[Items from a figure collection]
_ _ _

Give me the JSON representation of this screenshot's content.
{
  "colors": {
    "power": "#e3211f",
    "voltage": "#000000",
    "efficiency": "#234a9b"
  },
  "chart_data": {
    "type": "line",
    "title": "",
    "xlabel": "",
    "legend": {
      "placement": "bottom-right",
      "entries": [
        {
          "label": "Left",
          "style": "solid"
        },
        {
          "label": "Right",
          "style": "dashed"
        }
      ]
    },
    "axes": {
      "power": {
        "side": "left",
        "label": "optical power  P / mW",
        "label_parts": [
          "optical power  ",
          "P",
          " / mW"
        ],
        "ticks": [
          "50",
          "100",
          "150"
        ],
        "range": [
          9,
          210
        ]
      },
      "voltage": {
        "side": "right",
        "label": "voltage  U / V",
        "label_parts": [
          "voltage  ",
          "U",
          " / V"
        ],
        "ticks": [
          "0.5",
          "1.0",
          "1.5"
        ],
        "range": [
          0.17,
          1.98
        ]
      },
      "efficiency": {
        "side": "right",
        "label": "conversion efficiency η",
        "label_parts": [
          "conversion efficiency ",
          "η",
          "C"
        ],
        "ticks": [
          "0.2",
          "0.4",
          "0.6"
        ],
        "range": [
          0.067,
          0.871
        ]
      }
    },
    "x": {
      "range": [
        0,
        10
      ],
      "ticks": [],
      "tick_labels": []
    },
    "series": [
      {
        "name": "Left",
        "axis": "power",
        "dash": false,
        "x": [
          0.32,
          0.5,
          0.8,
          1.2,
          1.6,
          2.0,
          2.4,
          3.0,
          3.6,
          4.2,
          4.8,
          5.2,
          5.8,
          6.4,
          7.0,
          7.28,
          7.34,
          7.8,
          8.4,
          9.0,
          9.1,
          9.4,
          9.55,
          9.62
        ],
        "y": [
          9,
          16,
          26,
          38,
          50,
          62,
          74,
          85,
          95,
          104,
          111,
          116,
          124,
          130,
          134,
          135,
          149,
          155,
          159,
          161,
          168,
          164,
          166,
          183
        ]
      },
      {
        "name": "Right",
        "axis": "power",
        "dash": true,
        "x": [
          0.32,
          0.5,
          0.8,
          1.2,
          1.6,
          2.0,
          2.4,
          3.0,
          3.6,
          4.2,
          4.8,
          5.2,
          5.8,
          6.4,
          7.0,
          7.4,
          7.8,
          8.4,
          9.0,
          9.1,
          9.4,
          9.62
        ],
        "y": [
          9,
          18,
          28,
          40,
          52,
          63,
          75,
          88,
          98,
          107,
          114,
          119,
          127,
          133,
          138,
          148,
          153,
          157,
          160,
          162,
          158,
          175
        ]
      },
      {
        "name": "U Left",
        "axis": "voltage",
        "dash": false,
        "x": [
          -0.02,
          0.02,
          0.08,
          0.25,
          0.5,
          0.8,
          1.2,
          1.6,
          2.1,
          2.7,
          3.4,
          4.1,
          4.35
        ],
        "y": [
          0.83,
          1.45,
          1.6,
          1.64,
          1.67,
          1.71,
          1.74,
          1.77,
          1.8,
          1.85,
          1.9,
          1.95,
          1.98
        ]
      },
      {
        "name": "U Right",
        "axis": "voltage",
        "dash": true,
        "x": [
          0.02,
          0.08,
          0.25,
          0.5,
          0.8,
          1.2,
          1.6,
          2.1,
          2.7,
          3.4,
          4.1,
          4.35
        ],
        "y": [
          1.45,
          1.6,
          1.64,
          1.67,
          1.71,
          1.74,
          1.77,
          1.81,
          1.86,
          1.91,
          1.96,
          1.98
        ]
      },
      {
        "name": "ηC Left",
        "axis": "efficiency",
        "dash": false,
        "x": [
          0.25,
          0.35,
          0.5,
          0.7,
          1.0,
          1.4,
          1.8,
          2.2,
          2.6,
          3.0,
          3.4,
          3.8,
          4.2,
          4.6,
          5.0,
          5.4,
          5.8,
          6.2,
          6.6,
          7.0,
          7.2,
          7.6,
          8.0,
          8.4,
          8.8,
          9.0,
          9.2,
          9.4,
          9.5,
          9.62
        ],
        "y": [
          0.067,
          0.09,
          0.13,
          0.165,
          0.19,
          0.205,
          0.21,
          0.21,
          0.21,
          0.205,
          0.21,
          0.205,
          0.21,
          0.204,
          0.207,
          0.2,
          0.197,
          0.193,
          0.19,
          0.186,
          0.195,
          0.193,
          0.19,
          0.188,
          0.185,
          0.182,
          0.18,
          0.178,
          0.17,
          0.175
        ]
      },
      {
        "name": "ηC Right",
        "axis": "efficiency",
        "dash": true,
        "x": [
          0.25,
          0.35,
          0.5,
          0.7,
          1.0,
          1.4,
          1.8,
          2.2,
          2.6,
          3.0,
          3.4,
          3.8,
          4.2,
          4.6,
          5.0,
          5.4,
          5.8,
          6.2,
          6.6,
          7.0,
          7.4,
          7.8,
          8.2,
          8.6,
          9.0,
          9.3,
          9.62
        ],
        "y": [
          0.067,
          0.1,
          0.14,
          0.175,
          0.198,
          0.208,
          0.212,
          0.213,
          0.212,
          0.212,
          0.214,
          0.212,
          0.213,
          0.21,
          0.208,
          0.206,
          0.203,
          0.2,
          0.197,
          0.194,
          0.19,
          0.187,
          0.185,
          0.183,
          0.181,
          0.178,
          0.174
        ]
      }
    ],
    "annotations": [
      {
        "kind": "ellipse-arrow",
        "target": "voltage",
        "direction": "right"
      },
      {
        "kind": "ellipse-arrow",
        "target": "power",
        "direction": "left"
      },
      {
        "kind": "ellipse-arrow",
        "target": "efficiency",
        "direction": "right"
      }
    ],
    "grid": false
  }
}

_ _ _

#### [TASK DIRECTIONS]
Your task is to repeat each line of the material exactly.

#### [COMPLETE OUTPUT]
Give me the JSON representation of this screenshot's content.
{
  "colors": {
    "power": "#e3211f",
    "voltage": "#000000",
    "efficiency": "#234a9b"
  },
  "chart_data": {
    "type": "line",
    "title": "",
    "xlabel": "",
    "legend": {
      "placement": "bottom-right",
      "entries": [
        {
          "label": "Left",
          "style": "solid"
        },
        {
          "label": "Right",
          "style": "dashed"
        }
      ]
    },
    "axes": {
      "power": {
        "side": "left",
        "label": "optical power  P / mW",
        "label_parts": [
          "optical power  ",
          "P",
          " / mW"
        ],
        "ticks": [
          "50",
          "100",
          "150"
        ],
        "range": [
          9,
          210
        ]
      },
      "voltage": {
        "side": "right",
        "label": "voltage  U / V",
        "label_parts": [
          "voltage  ",
          "U",
          " / V"
        ],
        "ticks": [
          "0.5",
          "1.0",
          "1.5"
        ],
        "range": [
          0.17,
          1.98
        ]
      },
      "efficiency": {
        "side": "right",
        "label": "conversion efficiency η",
        "label_parts": [
          "conversion efficiency ",
          "η",
          "C"
        ],
        "ticks": [
          "0.2",
          "0.4",
          "0.6"
        ],
        "range": [
          0.067,
          0.871
        ]
      }
    },
    "x": {
      "range": [
        0,
        10
      ],
      "ticks": [],
      "tick_labels": []
    },
    "series": [
      {
        "name": "Left",
        "axis": "power",
        "dash": false,
        "x": [
          0.32,
          0.5,
          0.8,
          1.2,
          1.6,
          2.0,
          2.4,
          3.0,
          3.6,
          4.2,
          4.8,
          5.2,
          5.8,
          6.4,
          7.0,
          7.28,
          7.34,
          7.8,
          8.4,
          9.0,
          9.1,
          9.4,
          9.55,
          9.62
        ],
        "y": [
          9,
          16,
          26,
          38,
          50,
          62,
          74,
          85,
          95,
          104,
          111,
          116,
          124,
          130,
          134,
          135,
          149,
          155,
          159,
          161,
          168,
          164,
          166,
          183
        ]
      },
      {
        "name": "Right",
        "axis": "power",
        "dash": true,
        "x": [
          0.32,
          0.5,
          0.8,
          1.2,
          1.6,
          2.0,
          2.4,
          3.0,
          3.6,
          4.2,
          4.8,
          5.2,
          5.8,
          6.4,
          7.0,
          7.4,
          7.8,
          8.4,
          9.0,
          9.1,
          9.4,
          9.62
        ],
        "y": [
          9,
          18,
          28,
          40,
          52,
          63,
          75,
          88,
          98,
          107,
          114,
          119,
          127,
          133,
          138,
          148,
          153,
          157,
          160,
          162,
          158,
          175
        ]
      },
      {
        "name": "U Left",
        "axis": "voltage",
        "dash": false,
        "x": [
          -0.02,
          0.02,
          0.08,
          0.25,
          0.5,
          0.8,
          1.2,
          1.6,
          2.1,
          2.7,
          3.4,
          4.1,
          4.35
        ],
        "y": [
          0.83,
          1.45,
          1.6,
          1.64,
          1.67,
          1.71,
          1.74,
          1.77,
          1.8,
          1.85,
          1.9,
          1.95,
          1.98
        ]
      },
      {
        "name": "U Right",
        "axis": "voltage",
        "dash": true,
        "x": [
          0.02,
          0.08,
          0.25,
          0.5,
          0.8,
          1.2,
          1.6,
          2.1,
          2.7,
          3.4,
          4.1,
          4.35
        ],
        "y": [
          1.45,
          1.6,
          1.64,
          1.67,
          1.71,
          1.74,
          1.77,
          1.81,
          1.86,
          1.91,
          1.96,
          1.98
        ]
      },
      {
        "name": "ηC Left",
        "axis": "efficiency",
        "dash": false,
        "x": [
          0.25,
          0.35,
          0.5,
          0.7,
          1.0,
          1.4,
          1.8,
          2.2,
          2.6,
          3.0,
          3.4,
          3.8,
          4.2,
          4.6,
          5.0,
          5.4,
          5.8,
          6.2,
          6.6,
          7.0,
          7.2,
          7.6,
          8.0,
          8.4,
          8.8,
          9.0,
          9.2,
          9.4,
          9.5,
          9.62
        ],
        "y": [
          0.067,
          0.09,
          0.13,
          0.165,
          0.19,
          0.205,
          0.21,
          0.21,
          0.21,
          0.205,
          0.21,
          0.205,
          0.21,
          0.204,
          0.207,
          0.2,
          0.197,
          0.193,
          0.19,
          0.186,
          0.195,
          0.193,
          0.19,
          0.188,
          0.185,
          0.182,
          0.18,
          0.178,
          0.17,
          0.175
        ]
      },
      {
        "name": "ηC Right",
        "axis": "efficiency",
        "dash": true,
        "x": [
          0.25,
          0.35,
          0.5,
          0.7,
          1.0,
          1.4,
          1.8,
          2.2,
          2.6,
          3.0,
          3.4,
          3.8,
          4.2,
          4.6,
          5.0,
          5.4,
          5.8,
          6.2,
          6.6,
          7.0,
          7.4,
          7.8,
          8.2,
          8.6,
          9.0,
          9.3,
          9.62
        ],
        "y": [
          0.067,
          0.1,
          0.14,
          0.175,
          0.198,
          0.208,
          0.212,
          0.213,
          0.212,
          0.212,
          0.214,
          0.212,
          0.213,
          0.21,
          0.208,
          0.206,
          0.203,
          0.2,
          0.197,
          0.194,
          0.19,
          0.187,
          0.185,
          0.183,
          0.181,
          0.178,
          0.174
        ]
      }
    ],
    "annotations": [
      {
        "kind": "ellipse-arrow",
        "target": "voltage",
        "direction": "right"
      },
      {
        "kind": "ellipse-arrow",
        "target": "power",
        "direction": "left"
      },
      {
        "kind": "ellipse-arrow",
        "target": "efficiency",
        "direction": "right"
      }
    ],
    "grid": false
  }
}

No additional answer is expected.